__Given data__:
++++

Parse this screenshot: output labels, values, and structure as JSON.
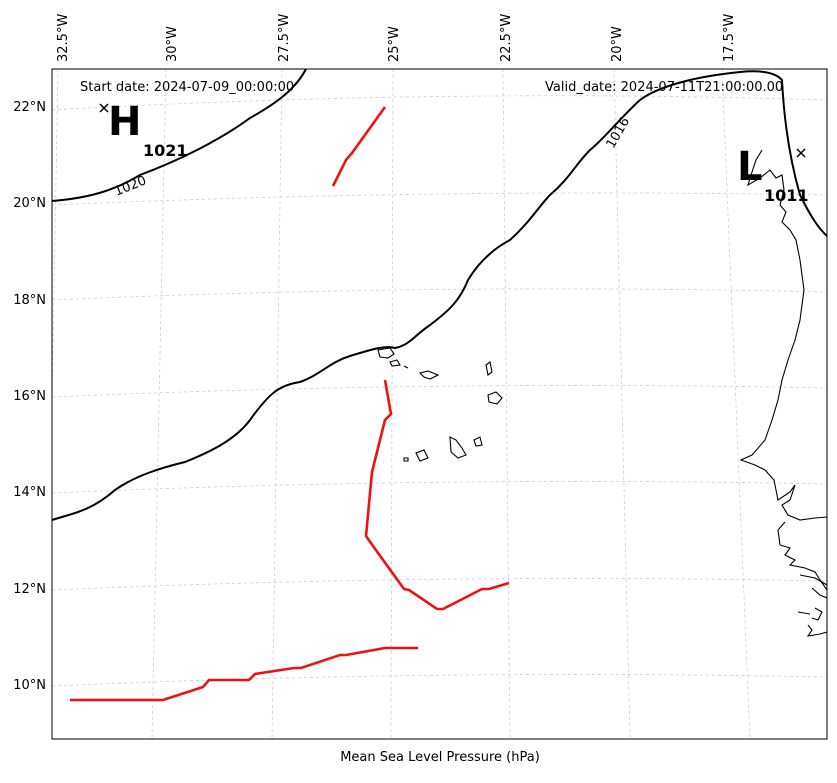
{
  "map": {
    "start_date": "Start date: 2024-07-09_00:00:00",
    "valid_date": "Valid_date: 2024-07-11T21:00:00.00",
    "caption": "Mean Sea Level Pressure (hPa)",
    "lon_ticks": [
      "32.5°W",
      "30°W",
      "27.5°W",
      "25°W",
      "22.5°W",
      "20°W",
      "17.5°W"
    ],
    "lat_ticks": [
      "22°N",
      "20°N",
      "18°N",
      "16°N",
      "14°N",
      "12°N",
      "10°N"
    ],
    "contours": [
      {
        "label": "1020"
      },
      {
        "label": "1016"
      }
    ],
    "high": {
      "letter": "H",
      "value": "1021"
    },
    "low": {
      "letter": "L",
      "value": "1011"
    },
    "colors": {
      "isobar": "#000000",
      "front": "#ee1111",
      "gridline": "#cccccc",
      "coastline": "#000000"
    }
  }
}
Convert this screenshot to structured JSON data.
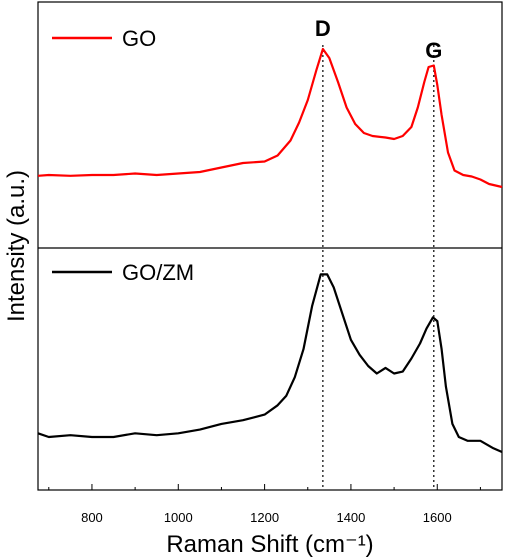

++++

__What the task asks__: Each line of the material that holds the string "JSON" counts once; give the total alone.

__Final answer__: 2